* **Task requirements**:
Leave the pictures out, and retype all of the material exactly as written.

(Items from a data source)
________________

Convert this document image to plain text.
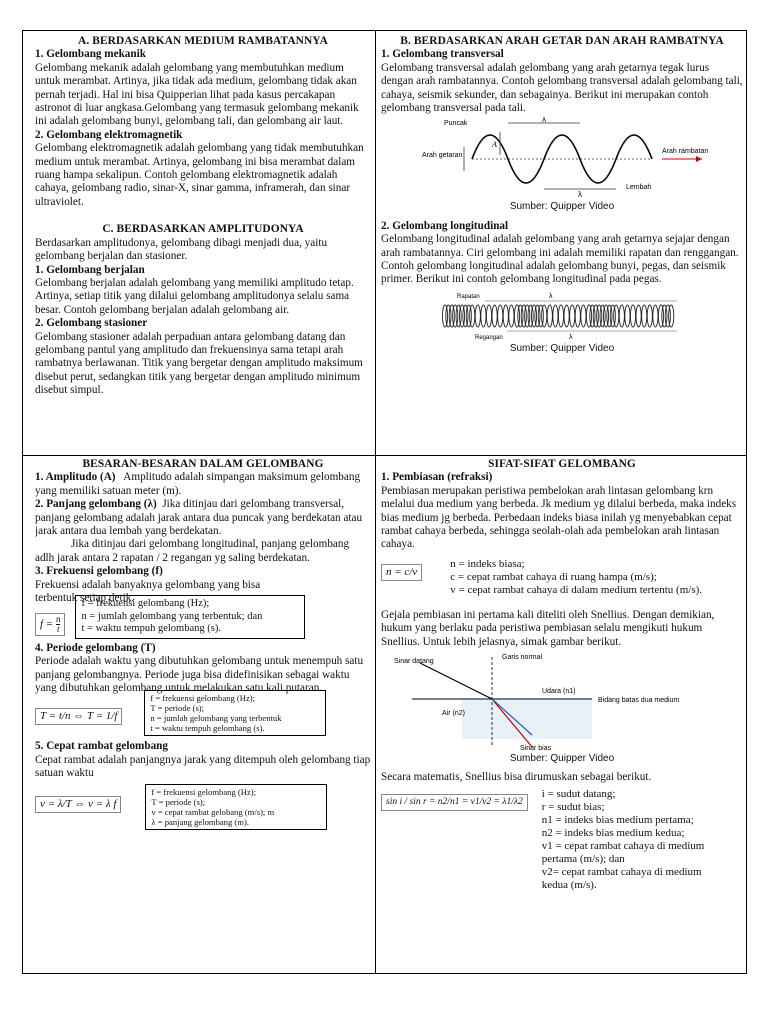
A. BERDASARKAN MEDIUM RAMBATANNYA

1. Gelombang mekanik

Gelombang mekanik adalah gelombang yang membutuhkan medium untuk merambat. Artinya, jika tidak ada medium, gelombang tidak akan pernah terjadi. Hal ini bisa Quipperian lihat pada kasus percakapan astronot di luar angkasa.Gelombang yang termasuk gelombang mekanik ini adalah gelombang bunyi, gelombang tali, dan gelombang air laut.

2. Gelombang elektromagnetik

Gelombang elektromagnetik adalah gelombang yang tidak membutuhkan medium untuk merambat. Artinya, gelombang ini bisa merambat dalam ruang hampa sekalipun. Contoh gelombang elektromagnetik adalah cahaya, gelombang radio, sinar-X, sinar gamma, inframerah, dan sinar ultraviolet.

C. BERDASARKAN AMPLITUDONYA

Berdasarkan amplitudonya, gelombang dibagi menjadi dua, yaitu gelombang berjalan dan stasioner.

1. Gelombang berjalan

Gelombang berjalan adalah gelombang yang memiliki amplitudo tetap. Artinya, setiap titik yang dilalui gelombang amplitudonya selalu sama besar. Contoh gelombang berjalan adalah gelombang air.

2. Gelombang stasioner

Gelombang stasioner adalah perpaduan antara gelombang datang dan gelombang pantul yang amplitudo dan frekuensinya sama tetapi arah rambatnya berlawanan. Titik yang bergetar dengan amplitudo maksimum disebut perut, sedangkan titik yang bergetar dengan amplitudo minimum disebut simpul.

B. BERDASARKAN ARAH GETAR DAN ARAH RAMBATNYA

1. Gelombang transversal

Gelombang transversal adalah gelombang yang arah getarnya tegak lurus dengan arah rambatannya. Contoh gelombang transversal adalah gelombang tali, cahaya, seismik sekunder, dan sebagainya. Berikut ini merupakan contoh gelombang transversal pada tali.

Puncak
Arah getaran
Arah rambatan
Lembah
λ
λ
A
Sumber: Quipper Video

2. Gelombang longitudinal

Gelombang longitudinal adalah gelombang yang arah getarnya sejajar dengan arah rambatannya. Ciri gelombang ini adalah memiliki rapatan dan renggangan. Contoh gelombang longitudinal adalah gelombang bunyi, pegas, dan seismik primer. Berikut ini contoh gelombang longitudinal pada pegas.

Rapatan
Regangan
λ
λ
Sumber: Quipper Video
BESARAN-BESARAN DALAM GELOMBANG

1. Amplitudo (A) Amplitudo adalah simpangan maksimum gelombang yang memiliki satuan meter (m).

2. Panjang gelombang (λ) Jika ditinjau dari gelombang transversal, panjang gelombang adalah jarak antara dua puncak yang berdekatan atau jarak antara dua lembah yang berdekatan.

Jika ditinjau dari gelombang longitudinal, panjang gelombang adlh jarak antara 2 rapatan / 2 regangan yg saling berdekatan.

3. Frekuensi gelombang (f)

Frekuensi adalah banyaknya gelombang yang bisa terbentuk setiap detik.

$f = \frac{n}{t}$
f = frekuensi gelombang (Hz);
n = jumlah gelombang yang terbentuk; dan
t = waktu tempuh gelombang (s).

4. Periode gelombang (T)

Periode adalah waktu yang dibutuhkan gelombang untuk menempuh satu panjang gelombangnya. Periode juga bisa didefinisikan sebagai waktu yang dibutuhkan gelombang untuk melakukan satu kali putaran.

T = t/n ⇔ T = 1/f
f = frekuensi gelombang (Hz);
T = periode (s);
n = jumlah gelombang yang terbentuk
t = waktu tempuh gelombang (s).

5. Cepat rambat gelombang

Cepat rambat adalah panjangnya jarak yang ditempuh oleh gelombang tiap satuan waktu

v = λ/T ⇔ v = λ f
f = frekuensi gelombang (Hz);
T = periode (s);
v = cepat rambat gelobang (m/s); m
λ = panjang gelombang (m).
SIFAT-SIFAT GELOMBANG

1. Pembiasan (refraksi)

Pembiasan merupakan peristiwa pembelokan arah lintasan gelombang krn melalui dua medium yang berbeda. Jk medium yg dilalui berbeda, maka indeks bias medium jg berbeda. Perbedaan indeks biasa inilah yg menyebabkan cepat rambat cahaya berbeda, sehingga seolah-olah ada pembelokan arah lintasan cahaya.

n = c/v
n = indeks biasa;
c = cepat rambat cahaya di ruang hampa (m/s);
v = cepat rambat cahaya di dalam medium tertentu (m/s).

Gejala pembiasan ini pertama kali diteliti oleh Snellius. Dengan demikian, hukum yang berlaku pada peristiwa pembiasan selalu mengikuti hukum Snellius. Untuk lebih jelasnya, simak gambar berikut.

Garis normal
Sinar datang
Udara (n1)
Bidang batas dua medium
Air (n2)
Sinar bias
Sumber: Quipper Video

Secara matematis, Snellius bisa dirumuskan sebagai berikut.

sin i / sin r = n2/n1 = v1/v2 = λ1/λ2
i = sudut datang;
r = sudut bias;
n1 = indeks bias medium pertama;
n2 = indeks bias medium kedua;
v1 = cepat rambat cahaya di medium pertama (m/s); dan
v2= cepat rambat cahaya di medium kedua (m/s).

________________

* **Answer to this task**:
Convert this document image to plain text.
A. BERDASARKAN MEDIUM RAMBATANNYA

1. Gelombang mekanik

Gelombang mekanik adalah gelombang yang membutuhkan medium untuk merambat. Artinya, jika tidak ada medium, gelombang tidak akan pernah terjadi. Hal ini bisa Quipperian lihat pada kasus percakapan astronot di luar angkasa.Gelombang yang termasuk gelombang mekanik ini adalah gelombang bunyi, gelombang tali, dan gelombang air laut.

2. Gelombang elektromagnetik

Gelombang elektromagnetik adalah gelombang yang tidak membutuhkan medium untuk merambat. Artinya, gelombang ini bisa merambat dalam ruang hampa sekalipun. Contoh gelombang elektromagnetik adalah cahaya, gelombang radio, sinar-X, sinar gamma, inframerah, dan sinar ultraviolet.

C. BERDASARKAN AMPLITUDONYA

Berdasarkan amplitudonya, gelombang dibagi menjadi dua, yaitu gelombang berjalan dan stasioner.

1. Gelombang berjalan

Gelombang berjalan adalah gelombang yang memiliki amplitudo tetap. Artinya, setiap titik yang dilalui gelombang amplitudonya selalu sama besar. Contoh gelombang berjalan adalah gelombang air.

2. Gelombang stasioner

Gelombang stasioner adalah perpaduan antara gelombang datang dan gelombang pantul yang amplitudo dan frekuensinya sama tetapi arah rambatnya berlawanan. Titik yang bergetar dengan amplitudo maksimum disebut perut, sedangkan titik yang bergetar dengan amplitudo minimum disebut simpul.

B. BERDASARKAN ARAH GETAR DAN ARAH RAMBATNYA

1. Gelombang transversal

Gelombang transversal adalah gelombang yang arah getarnya tegak lurus dengan arah rambatannya. Contoh gelombang transversal adalah gelombang tali, cahaya, seismik sekunder, dan sebagainya. Berikut ini merupakan contoh gelombang transversal pada tali.

Puncak
Arah getaran
Arah rambatan
Lembah
λ
λ
A
Sumber: Quipper Video

2. Gelombang longitudinal

Gelombang longitudinal adalah gelombang yang arah getarnya sejajar dengan arah rambatannya. Ciri gelombang ini adalah memiliki rapatan dan renggangan. Contoh gelombang longitudinal adalah gelombang bunyi, pegas, dan seismik primer. Berikut ini contoh gelombang longitudinal pada pegas.

Rapatan
Regangan
λ
λ
Sumber: Quipper Video
BESARAN-BESARAN DALAM GELOMBANG

1. Amplitudo (A) Amplitudo adalah simpangan maksimum gelombang yang memiliki satuan meter (m).

2. Panjang gelombang (λ) Jika ditinjau dari gelombang transversal, panjang gelombang adalah jarak antara dua puncak yang berdekatan atau jarak antara dua lembah yang berdekatan.

Jika ditinjau dari gelombang longitudinal, panjang gelombang adlh jarak antara 2 rapatan / 2 regangan yg saling berdekatan.

3. Frekuensi gelombang (f)

Frekuensi adalah banyaknya gelombang yang bisa terbentuk setiap detik.

$f = \frac{n}{t}$
f = frekuensi gelombang (Hz);
n = jumlah gelombang yang terbentuk; dan
t = waktu tempuh gelombang (s).

4. Periode gelombang (T)

Periode adalah waktu yang dibutuhkan gelombang untuk menempuh satu panjang gelombangnya. Periode juga bisa didefinisikan sebagai waktu yang dibutuhkan gelombang untuk melakukan satu kali putaran.

T = t/n ⇔ T = 1/f
f = frekuensi gelombang (Hz);
T = periode (s);
n = jumlah gelombang yang terbentuk
t = waktu tempuh gelombang (s).

5. Cepat rambat gelombang

Cepat rambat adalah panjangnya jarak yang ditempuh oleh gelombang tiap satuan waktu

v = λ/T ⇔ v = λ f
f = frekuensi gelombang (Hz);
T = periode (s);
v = cepat rambat gelobang (m/s); m
λ = panjang gelombang (m).
SIFAT-SIFAT GELOMBANG

1. Pembiasan (refraksi)

Pembiasan merupakan peristiwa pembelokan arah lintasan gelombang krn melalui dua medium yang berbeda. Jk medium yg dilalui berbeda, maka indeks bias medium jg berbeda. Perbedaan indeks biasa inilah yg menyebabkan cepat rambat cahaya berbeda, sehingga seolah-olah ada pembelokan arah lintasan cahaya.

n = c/v
n = indeks biasa;
c = cepat rambat cahaya di ruang hampa (m/s);
v = cepat rambat cahaya di dalam medium tertentu (m/s).

Gejala pembiasan ini pertama kali diteliti oleh Snellius. Dengan demikian, hukum yang berlaku pada peristiwa pembiasan selalu mengikuti hukum Snellius. Untuk lebih jelasnya, simak gambar berikut.

Garis normal
Sinar datang
Udara (n1)
Bidang batas dua medium
Air (n2)
Sinar bias
Sumber: Quipper Video

Secara matematis, Snellius bisa dirumuskan sebagai berikut.

sin i / sin r = n2/n1 = v1/v2 = λ1/λ2
i = sudut datang;
r = sudut bias;
n1 = indeks bias medium pertama;
n2 = indeks bias medium kedua;
v1 = cepat rambat cahaya di medium pertama (m/s); dan
v2= cepat rambat cahaya di medium kedua (m/s).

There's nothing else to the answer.